Prompt:
Every line of the records below should be restated exactly.

Records:
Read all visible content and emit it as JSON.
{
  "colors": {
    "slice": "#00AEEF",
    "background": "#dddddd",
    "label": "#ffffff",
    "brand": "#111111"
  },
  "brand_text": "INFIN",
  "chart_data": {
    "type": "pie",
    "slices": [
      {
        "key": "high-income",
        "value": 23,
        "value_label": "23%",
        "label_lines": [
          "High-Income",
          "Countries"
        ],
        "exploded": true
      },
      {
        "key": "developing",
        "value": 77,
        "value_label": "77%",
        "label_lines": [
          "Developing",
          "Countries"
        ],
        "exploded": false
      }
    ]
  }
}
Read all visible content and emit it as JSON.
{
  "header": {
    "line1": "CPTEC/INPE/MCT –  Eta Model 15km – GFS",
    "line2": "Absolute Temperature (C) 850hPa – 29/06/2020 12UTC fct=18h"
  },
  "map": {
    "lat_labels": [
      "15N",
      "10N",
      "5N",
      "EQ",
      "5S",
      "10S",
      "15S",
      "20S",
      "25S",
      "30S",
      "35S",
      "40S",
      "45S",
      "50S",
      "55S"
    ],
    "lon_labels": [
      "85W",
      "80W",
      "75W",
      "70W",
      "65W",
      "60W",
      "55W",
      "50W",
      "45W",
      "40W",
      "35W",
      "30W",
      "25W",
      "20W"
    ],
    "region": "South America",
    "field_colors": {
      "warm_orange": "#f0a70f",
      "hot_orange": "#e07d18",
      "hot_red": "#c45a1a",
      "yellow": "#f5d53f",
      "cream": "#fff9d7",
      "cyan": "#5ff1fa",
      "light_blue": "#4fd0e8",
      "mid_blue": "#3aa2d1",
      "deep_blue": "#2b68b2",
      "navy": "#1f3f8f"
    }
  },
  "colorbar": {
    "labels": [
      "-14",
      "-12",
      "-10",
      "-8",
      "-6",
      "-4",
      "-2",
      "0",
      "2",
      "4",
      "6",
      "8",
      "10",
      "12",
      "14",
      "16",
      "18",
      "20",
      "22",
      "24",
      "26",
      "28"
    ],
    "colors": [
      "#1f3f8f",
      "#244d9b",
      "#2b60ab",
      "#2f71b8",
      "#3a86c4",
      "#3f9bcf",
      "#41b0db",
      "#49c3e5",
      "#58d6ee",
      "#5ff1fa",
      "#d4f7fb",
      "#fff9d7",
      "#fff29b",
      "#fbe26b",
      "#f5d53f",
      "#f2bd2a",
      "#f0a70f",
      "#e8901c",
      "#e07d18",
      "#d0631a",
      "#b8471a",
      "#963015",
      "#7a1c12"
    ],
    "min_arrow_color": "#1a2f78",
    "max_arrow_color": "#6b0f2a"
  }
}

Result of the exercise:
Read all visible content and emit it as JSON.
{
  "colors": {
    "slice": "#00AEEF",
    "background": "#dddddd",
    "label": "#ffffff",
    "brand": "#111111"
  },
  "brand_text": "INFIN",
  "chart_data": {
    "type": "pie",
    "slices": [
      {
        "key": "high-income",
        "value": 23,
        "value_label": "23%",
        "label_lines": [
          "High-Income",
          "Countries"
        ],
        "exploded": true
      },
      {
        "key": "developing",
        "value": 77,
        "value_label": "77%",
        "label_lines": [
          "Developing",
          "Countries"
        ],
        "exploded": false
      }
    ]
  }
}
Read all visible content and emit it as JSON.
{
  "header": {
    "line1": "CPTEC/INPE/MCT –  Eta Model 15km – GFS",
    "line2": "Absolute Temperature (C) 850hPa – 29/06/2020 12UTC fct=18h"
  },
  "map": {
    "lat_labels": [
      "15N",
      "10N",
      "5N",
      "EQ",
      "5S",
      "10S",
      "15S",
      "20S",
      "25S",
      "30S",
      "35S",
      "40S",
      "45S",
      "50S",
      "55S"
    ],
    "lon_labels": [
      "85W",
      "80W",
      "75W",
      "70W",
      "65W",
      "60W",
      "55W",
      "50W",
      "45W",
      "40W",
      "35W",
      "30W",
      "25W",
      "20W"
    ],
    "region": "South America",
    "field_colors": {
      "warm_orange": "#f0a70f",
      "hot_orange": "#e07d18",
      "hot_red": "#c45a1a",
      "yellow": "#f5d53f",
      "cream": "#fff9d7",
      "cyan": "#5ff1fa",
      "light_blue": "#4fd0e8",
      "mid_blue": "#3aa2d1",
      "deep_blue": "#2b68b2",
      "navy": "#1f3f8f"
    }
  },
  "colorbar": {
    "labels": [
      "-14",
      "-12",
      "-10",
      "-8",
      "-6",
      "-4",
      "-2",
      "0",
      "2",
      "4",
      "6",
      "8",
      "10",
      "12",
      "14",
      "16",
      "18",
      "20",
      "22",
      "24",
      "26",
      "28"
    ],
    "colors": [
      "#1f3f8f",
      "#244d9b",
      "#2b60ab",
      "#2f71b8",
      "#3a86c4",
      "#3f9bcf",
      "#41b0db",
      "#49c3e5",
      "#58d6ee",
      "#5ff1fa",
      "#d4f7fb",
      "#fff9d7",
      "#fff29b",
      "#fbe26b",
      "#f5d53f",
      "#f2bd2a",
      "#f0a70f",
      "#e8901c",
      "#e07d18",
      "#d0631a",
      "#b8471a",
      "#963015",
      "#7a1c12"
    ],
    "min_arrow_color": "#1a2f78",
    "max_arrow_color": "#6b0f2a"
  }
}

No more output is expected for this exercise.